▶ [Tâche 1] Citez le passage de l'extrait sur la dévotion mariale compris entre « Ainsi, notre Saint-Père » et « cœur du Saint-Père. », ces deux bornes incluses.
▶ [Tâche 2] D'après l'extrait sur la dévotion mariale, pourquoi les grâces divines ne manqueront-elles pas au pape face aux difficultés ? Répondez en une à trois phrases.
▶ [Tâche 3] Poursuivez l'extrait sur la dévotion mariale à partir de l'endroit où il s'arrête.

▶ [Extrait du document]
──────────────────────────────

Certes, des difficultés surgiront certainement lorsque vous voudrez satisfaire aux requêtes du Ciel pour consoler le Cœur Immaculé de Marie et pour favoriser le grand dessein divin de miséricorde révélé à Fatima. Mais les grâces divines ne vous manqueront pas, puisque les trois pastoureaux d’Aljustrel, les saints François et Jacinthe, et leur cousine, sœur Lucie, ne cessaient de prier et de se sacrifier « pour le Saint-Père ». « Je prierai pour le Pape tant que je serai sur cette terre, disait sœur Lucie, et je prierai encore plus quand je serai au Ciel. »

Quant à nous, Très Saint Père, avec votre permission, nous prions de tout notre cœur pour l’Église et pour vous-même, sous le regard de l’Immaculée, notre Mère à tous à jamais, afin qu’elle fasse de vous l’instrument diligent des volontés de son Cœur Immaculé qui ne sont autres que celles de son divin Fils : Sauver les âmes de l’enfer par Vous !

Quoiqu’indigne, j’ose cependant implorer de votre miséricorde la grâce de Votre bénédiction pontificale,

Frère Bruno de Jésus-Marie
Prieur général des Petits frères du Sacré-Cœur.

LA RÉPONSE “ DOCTRINALE ”... LUTHÉRIENNE DU VATICAN

Ainsi, notre Saint-Père Léon XIV répond, par la note Mater Populi fidelis, à ces questions et propositions concernant la dévotion mariale... Et sa réponse montre que notre Mère du Ciel va devoir faire un plus grand miracle encore que la conversion d’Alphonse Ratisbonne, un miracle semblable à la conversion de saint Paul sur le chemin de Damas, pour qu’advienne son triomphe sur le cœur du Saint-Père.

Ce Document a pour but « d’approfondir les justes fondements de la dévotion mariale », comme l’écrit le cardinal Fernandez dans sa présentation... « Il ne s’agit pas de corriger », prétend ce serpent, mais bien de valoriser « une authentique dévotion mariale », prétendument celle « du peuple de Dieu fidèle », qui verrait « en Marie, une expression mystagogique et symbolique d’une attitude évangélique de confiance dans le Seigneur » ! En fait le peuple de Dieu s’est exprimé lors de la présentation du Document, par la voix d’un catholique Sarde, absolument scandalisé par les propos de Fernandez, au point de l’interrompre à plusieurs reprises, en criant : « Ce document ne plaît pas à Dieu ! »

Cette note a donc pour but « de préciser la place de Marie – autant dire : “ la remettre à sa place ” – dans sa relation avec les croyants, à la lumière du mystère du Christ, unique Médiateur et Rédempteur. »

──────────────────────────────

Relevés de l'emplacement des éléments
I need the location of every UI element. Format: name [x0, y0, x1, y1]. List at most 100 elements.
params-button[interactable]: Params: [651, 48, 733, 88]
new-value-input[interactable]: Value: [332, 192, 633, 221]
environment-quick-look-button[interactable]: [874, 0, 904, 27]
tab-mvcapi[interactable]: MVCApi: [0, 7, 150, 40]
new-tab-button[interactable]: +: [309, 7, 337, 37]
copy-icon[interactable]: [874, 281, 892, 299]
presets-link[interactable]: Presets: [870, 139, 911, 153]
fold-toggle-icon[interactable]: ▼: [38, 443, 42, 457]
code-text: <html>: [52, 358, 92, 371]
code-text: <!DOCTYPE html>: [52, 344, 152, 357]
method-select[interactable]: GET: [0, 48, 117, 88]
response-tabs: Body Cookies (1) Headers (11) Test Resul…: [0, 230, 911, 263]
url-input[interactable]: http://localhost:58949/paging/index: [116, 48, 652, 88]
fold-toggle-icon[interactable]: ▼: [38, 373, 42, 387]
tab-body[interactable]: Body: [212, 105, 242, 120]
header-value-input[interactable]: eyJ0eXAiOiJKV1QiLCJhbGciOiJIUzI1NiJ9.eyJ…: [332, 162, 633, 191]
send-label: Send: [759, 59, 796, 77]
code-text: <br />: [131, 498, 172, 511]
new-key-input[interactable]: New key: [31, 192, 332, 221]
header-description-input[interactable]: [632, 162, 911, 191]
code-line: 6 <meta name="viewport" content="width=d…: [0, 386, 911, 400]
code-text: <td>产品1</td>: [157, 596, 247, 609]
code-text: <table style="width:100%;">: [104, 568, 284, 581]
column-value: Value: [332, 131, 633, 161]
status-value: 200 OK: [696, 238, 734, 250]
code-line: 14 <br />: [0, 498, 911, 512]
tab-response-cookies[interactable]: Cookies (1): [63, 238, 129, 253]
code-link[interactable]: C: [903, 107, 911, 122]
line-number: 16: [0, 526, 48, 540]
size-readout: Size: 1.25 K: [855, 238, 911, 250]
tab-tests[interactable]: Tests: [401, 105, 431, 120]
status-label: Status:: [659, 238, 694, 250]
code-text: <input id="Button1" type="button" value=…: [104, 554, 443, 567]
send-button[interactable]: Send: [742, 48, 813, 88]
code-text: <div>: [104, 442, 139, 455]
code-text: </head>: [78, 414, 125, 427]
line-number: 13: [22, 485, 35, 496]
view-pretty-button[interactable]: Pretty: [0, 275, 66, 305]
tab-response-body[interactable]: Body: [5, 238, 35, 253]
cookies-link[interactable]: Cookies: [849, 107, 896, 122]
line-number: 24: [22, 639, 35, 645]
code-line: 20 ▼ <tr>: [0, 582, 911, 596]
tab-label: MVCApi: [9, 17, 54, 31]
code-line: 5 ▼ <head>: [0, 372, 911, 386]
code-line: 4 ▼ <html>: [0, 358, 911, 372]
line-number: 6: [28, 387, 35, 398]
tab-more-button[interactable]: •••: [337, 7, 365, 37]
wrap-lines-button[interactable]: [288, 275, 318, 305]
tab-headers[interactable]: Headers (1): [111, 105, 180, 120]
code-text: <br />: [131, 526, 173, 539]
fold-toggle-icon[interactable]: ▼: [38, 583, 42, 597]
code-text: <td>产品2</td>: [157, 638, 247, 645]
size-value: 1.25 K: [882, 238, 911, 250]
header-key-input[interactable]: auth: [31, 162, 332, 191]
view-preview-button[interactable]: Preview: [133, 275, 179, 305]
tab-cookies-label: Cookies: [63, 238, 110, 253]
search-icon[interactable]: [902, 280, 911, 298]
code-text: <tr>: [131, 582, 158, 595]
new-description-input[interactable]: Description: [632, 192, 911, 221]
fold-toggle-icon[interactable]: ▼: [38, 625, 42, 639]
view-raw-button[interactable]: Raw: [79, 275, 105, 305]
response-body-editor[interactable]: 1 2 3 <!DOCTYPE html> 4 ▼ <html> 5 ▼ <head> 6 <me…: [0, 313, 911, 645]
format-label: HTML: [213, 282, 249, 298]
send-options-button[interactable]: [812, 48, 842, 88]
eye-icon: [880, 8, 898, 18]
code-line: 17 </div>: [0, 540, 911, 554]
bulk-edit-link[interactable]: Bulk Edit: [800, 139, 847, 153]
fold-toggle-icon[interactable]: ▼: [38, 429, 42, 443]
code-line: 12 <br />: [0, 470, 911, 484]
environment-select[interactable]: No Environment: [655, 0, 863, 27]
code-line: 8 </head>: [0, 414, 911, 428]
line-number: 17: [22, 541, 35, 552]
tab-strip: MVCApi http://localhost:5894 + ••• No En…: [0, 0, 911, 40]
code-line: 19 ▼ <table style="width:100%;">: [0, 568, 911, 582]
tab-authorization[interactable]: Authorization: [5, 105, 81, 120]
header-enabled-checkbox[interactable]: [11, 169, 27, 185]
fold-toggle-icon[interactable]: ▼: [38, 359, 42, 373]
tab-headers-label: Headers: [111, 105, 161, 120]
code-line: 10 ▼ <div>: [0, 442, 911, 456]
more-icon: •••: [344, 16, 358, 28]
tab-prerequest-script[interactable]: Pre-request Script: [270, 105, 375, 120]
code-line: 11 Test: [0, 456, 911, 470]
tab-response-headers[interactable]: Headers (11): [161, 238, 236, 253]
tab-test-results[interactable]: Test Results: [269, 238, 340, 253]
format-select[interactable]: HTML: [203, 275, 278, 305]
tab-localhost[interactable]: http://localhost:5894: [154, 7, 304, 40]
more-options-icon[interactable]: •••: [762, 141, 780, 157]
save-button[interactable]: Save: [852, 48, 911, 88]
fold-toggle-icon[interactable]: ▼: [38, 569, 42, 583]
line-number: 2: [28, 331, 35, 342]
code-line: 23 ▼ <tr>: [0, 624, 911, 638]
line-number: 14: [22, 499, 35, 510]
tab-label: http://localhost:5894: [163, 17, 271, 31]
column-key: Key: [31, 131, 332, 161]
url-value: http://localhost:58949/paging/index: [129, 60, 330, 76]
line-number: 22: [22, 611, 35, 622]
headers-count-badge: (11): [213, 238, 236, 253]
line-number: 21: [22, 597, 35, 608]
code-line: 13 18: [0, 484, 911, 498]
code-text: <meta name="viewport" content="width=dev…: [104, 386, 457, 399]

──────────────────────────────

▶ [Réponse finale 1]
Ainsi, notre Saint-Père Léon XIV répond, par la note Mater Populi fidelis, à ces questions et propositions concernant la dévotion mariale... Et sa réponse montre que notre Mère du Ciel va devoir faire un plus grand miracle encore que la conversion d’Alphonse Ratisbonne, un miracle semblable à la conversion de saint Paul sur le chemin de Damas, pour qu’advienne son triomphe sur le cœur du Saint-Père.

▶ [Réponse finale 2] Les grâces divines ne lui manqueront pas parce que les trois pastoureaux d'Aljustrel, les saints François et Jacinthe, et leur cousine, sœur Lucie, ne cessaient de prier et de se sacrifier « pour le Saint-Père ».

▶ [Réponse finale 3]
Cela « implique un effort œcuménique particulier »... On en revient toujours là, dans la ligne du concile Vatican II et de son insistance outrageante sur le “ rôle subordonné de Marie ” (Lumen gentium, chap. 8) : les protestants refusent à la Vierge Marie ses titres de Corédemptrice et de Médiatrice universelle. Il est donc nécessaire à nos pontifes “ réformés ” d’ôter à notre divine Mère ses couronnes, c’est le but de ce document. Leur fraternité universelle interreligieuse est à ce prix.

Saint Maximilien-Marie Kolbe écrivait : « L’Immaculée doit devenir – et cela le plus rapidement possible – la Reine de tous les hommes, aussi bien des sociétés que de chacun en particulier. Celui qui s’opposera et ne se soumettra pas à son règne, périra. »

AVANT D’ÊTRE ECRASÉ, LE SERPENT LA MORD AU TALON

Il s’agit donc de nier, avec toute l’autorité d’un magistère suprême non pas infaillible... donc faillible, ces expressions de la Corédemption de la Vierge Marie et de sa Médiation universelle.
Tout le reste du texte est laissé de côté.